Items:

* * * * * * *

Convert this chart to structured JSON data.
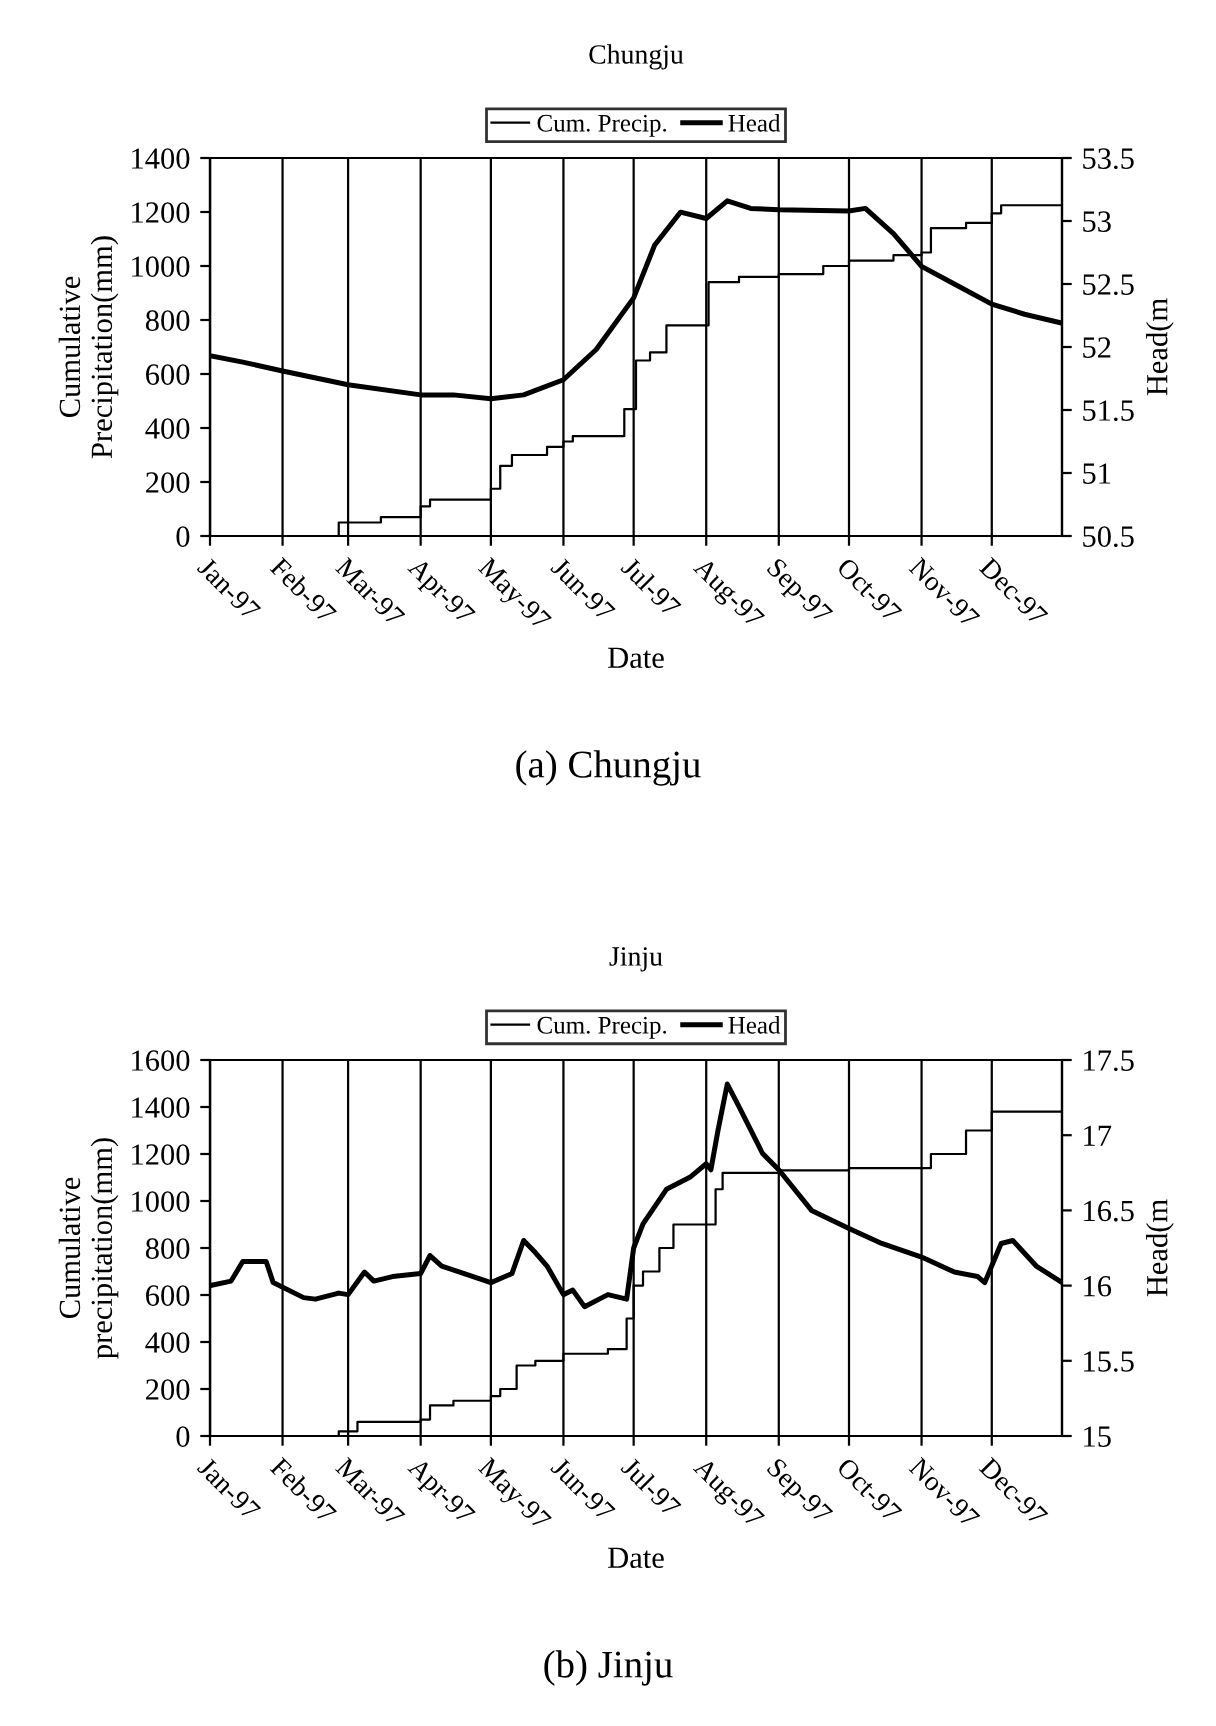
{
  "chart_data": [
    {
      "type": "line",
      "title": "Chungju",
      "xlabel": "Date",
      "ylabel": "Cumulative\nPrecipitation(mm)",
      "y2label": "Head(m",
      "xlim": [
        "1997-01-01",
        "1997-12-31"
      ],
      "xticks": [
        {
          "value": "1997-01-01",
          "label": "Jan-97"
        },
        {
          "value": "1997-02-01",
          "label": "Feb-97"
        },
        {
          "value": "1997-03-01",
          "label": "Mar-97"
        },
        {
          "value": "1997-04-01",
          "label": "Apr-97"
        },
        {
          "value": "1997-05-01",
          "label": "May-97"
        },
        {
          "value": "1997-06-01",
          "label": "Jun-97"
        },
        {
          "value": "1997-07-01",
          "label": "Jul-97"
        },
        {
          "value": "1997-08-01",
          "label": "Aug-97"
        },
        {
          "value": "1997-09-01",
          "label": "Sep-97"
        },
        {
          "value": "1997-10-01",
          "label": "Oct-97"
        },
        {
          "value": "1997-11-01",
          "label": "Nov-97"
        },
        {
          "value": "1997-12-01",
          "label": "Dec-97"
        }
      ],
      "ylim": [
        0,
        1400
      ],
      "yticks": [
        0,
        200,
        400,
        600,
        800,
        1000,
        1200,
        1400
      ],
      "y2lim": [
        50.5,
        53.5
      ],
      "y2ticks": [
        {
          "value": 50.5,
          "label": "50.5"
        },
        51,
        {
          "value": 51.5,
          "label": "51.5"
        },
        52,
        {
          "value": 52.5,
          "label": "52.5"
        },
        53,
        {
          "value": 53.5,
          "label": "53.5"
        }
      ],
      "grid": "x",
      "legend": "top",
      "annotations": [
        "(a) Chungju"
      ],
      "series": [
        {
          "name": "Cum. Precip.",
          "type": "step",
          "color": "#000000",
          "x": [
            "1997-01-01",
            "1997-02-25",
            "1997-03-15",
            "1997-04-01",
            "1997-04-05",
            "1997-05-01",
            "1997-05-05",
            "1997-05-10",
            "1997-05-25",
            "1997-06-01",
            "1997-06-05",
            "1997-06-27",
            "1997-07-02",
            "1997-07-08",
            "1997-07-15",
            "1997-08-02",
            "1997-08-15",
            "1997-09-01",
            "1997-09-20",
            "1997-10-01",
            "1997-10-20",
            "1997-11-01",
            "1997-11-05",
            "1997-11-20",
            "1997-12-01",
            "1997-12-05",
            "1997-12-31"
          ],
          "values": [
            0,
            50,
            70,
            110,
            135,
            175,
            260,
            300,
            330,
            350,
            370,
            470,
            650,
            680,
            780,
            940,
            960,
            970,
            1000,
            1020,
            1040,
            1050,
            1140,
            1160,
            1195,
            1225,
            1225
          ]
        },
        {
          "name": "Head",
          "type": "line",
          "axis": "y2",
          "color": "#000000",
          "x": [
            "1997-01-01",
            "1997-01-15",
            "1997-02-01",
            "1997-03-01",
            "1997-04-01",
            "1997-04-15",
            "1997-05-01",
            "1997-05-15",
            "1997-06-01",
            "1997-06-15",
            "1997-07-01",
            "1997-07-10",
            "1997-07-21",
            "1997-08-01",
            "1997-08-10",
            "1997-08-20",
            "1997-09-01",
            "1997-10-01",
            "1997-10-08",
            "1997-10-20",
            "1997-11-01",
            "1997-11-15",
            "1997-12-01",
            "1997-12-15",
            "1997-12-31"
          ],
          "values": [
            51.93,
            51.88,
            51.81,
            51.7,
            51.62,
            51.62,
            51.59,
            51.62,
            51.74,
            51.98,
            52.39,
            52.81,
            53.07,
            53.02,
            53.16,
            53.1,
            53.09,
            53.08,
            53.1,
            52.9,
            52.64,
            52.5,
            52.34,
            52.26,
            52.19
          ]
        }
      ]
    },
    {
      "type": "line",
      "title": "Jinju",
      "xlabel": "Date",
      "ylabel": "Cumulative\nprecipitation(mm)",
      "y2label": "Head(m",
      "xlim": [
        "1997-01-01",
        "1997-12-31"
      ],
      "xticks": [
        {
          "value": "1997-01-01",
          "label": "Jan-97"
        },
        {
          "value": "1997-02-01",
          "label": "Feb-97"
        },
        {
          "value": "1997-03-01",
          "label": "Mar-97"
        },
        {
          "value": "1997-04-01",
          "label": "Apr-97"
        },
        {
          "value": "1997-05-01",
          "label": "May-97"
        },
        {
          "value": "1997-06-01",
          "label": "Jun-97"
        },
        {
          "value": "1997-07-01",
          "label": "Jul-97"
        },
        {
          "value": "1997-08-01",
          "label": "Aug-97"
        },
        {
          "value": "1997-09-01",
          "label": "Sep-97"
        },
        {
          "value": "1997-10-01",
          "label": "Oct-97"
        },
        {
          "value": "1997-11-01",
          "label": "Nov-97"
        },
        {
          "value": "1997-12-01",
          "label": "Dec-97"
        }
      ],
      "ylim": [
        0,
        1600
      ],
      "yticks": [
        0,
        200,
        400,
        600,
        800,
        1000,
        1200,
        1400,
        1600
      ],
      "y2lim": [
        15,
        17.5
      ],
      "y2ticks": [
        15,
        {
          "value": 15.5,
          "label": "15.5"
        },
        16,
        {
          "value": 16.5,
          "label": "16.5"
        },
        17,
        {
          "value": 17.5,
          "label": "17.5"
        }
      ],
      "grid": "x",
      "legend": "top",
      "annotations": [
        "(b) Jinju"
      ],
      "series": [
        {
          "name": "Cum. Precip.",
          "type": "step",
          "color": "#000000",
          "x": [
            "1997-01-01",
            "1997-02-25",
            "1997-03-05",
            "1997-04-01",
            "1997-04-05",
            "1997-04-15",
            "1997-05-01",
            "1997-05-05",
            "1997-05-12",
            "1997-05-20",
            "1997-06-01",
            "1997-06-20",
            "1997-06-28",
            "1997-07-01",
            "1997-07-05",
            "1997-07-12",
            "1997-07-18",
            "1997-08-05",
            "1997-08-08",
            "1997-09-01",
            "1997-10-01",
            "1997-11-05",
            "1997-11-20",
            "1997-12-01",
            "1997-12-31"
          ],
          "values": [
            0,
            20,
            60,
            70,
            130,
            150,
            170,
            200,
            300,
            320,
            350,
            370,
            500,
            640,
            700,
            800,
            900,
            1050,
            1120,
            1130,
            1140,
            1200,
            1300,
            1380,
            1380
          ]
        },
        {
          "name": "Head",
          "type": "line",
          "axis": "y2",
          "color": "#000000",
          "x": [
            "1997-01-01",
            "1997-01-10",
            "1997-01-15",
            "1997-01-25",
            "1997-01-28",
            "1997-02-10",
            "1997-02-15",
            "1997-02-25",
            "1997-03-01",
            "1997-03-08",
            "1997-03-12",
            "1997-03-20",
            "1997-04-01",
            "1997-04-05",
            "1997-04-10",
            "1997-05-01",
            "1997-05-10",
            "1997-05-15",
            "1997-05-20",
            "1997-05-25",
            "1997-06-01",
            "1997-06-05",
            "1997-06-10",
            "1997-06-20",
            "1997-06-28",
            "1997-07-01",
            "1997-07-05",
            "1997-07-15",
            "1997-07-25",
            "1997-08-01",
            "1997-08-03",
            "1997-08-06",
            "1997-08-10",
            "1997-08-15",
            "1997-08-25",
            "1997-09-01",
            "1997-09-15",
            "1997-10-01",
            "1997-10-15",
            "1997-11-01",
            "1997-11-15",
            "1997-11-25",
            "1997-11-28",
            "1997-12-05",
            "1997-12-10",
            "1997-12-20",
            "1997-12-31"
          ],
          "values": [
            16.0,
            16.03,
            16.16,
            16.16,
            16.02,
            15.92,
            15.91,
            15.95,
            15.94,
            16.09,
            16.03,
            16.06,
            16.08,
            16.2,
            16.13,
            16.02,
            16.08,
            16.3,
            16.22,
            16.13,
            15.94,
            15.97,
            15.86,
            15.94,
            15.91,
            16.25,
            16.41,
            16.64,
            16.72,
            16.81,
            16.77,
            17.03,
            17.34,
            17.19,
            16.88,
            16.77,
            16.5,
            16.38,
            16.28,
            16.19,
            16.09,
            16.06,
            16.02,
            16.28,
            16.3,
            16.13,
            16.02
          ]
        }
      ]
    }
  ]
}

* * * * * * *

Aim of the exercise: Gather each line of the listing that holds the string "ylabel".

Solution to the problem:
      "ylabel": "Cumulative\nPrecipitation(mm)",
      "ylabel": "Cumulative\nprecipitation(mm)",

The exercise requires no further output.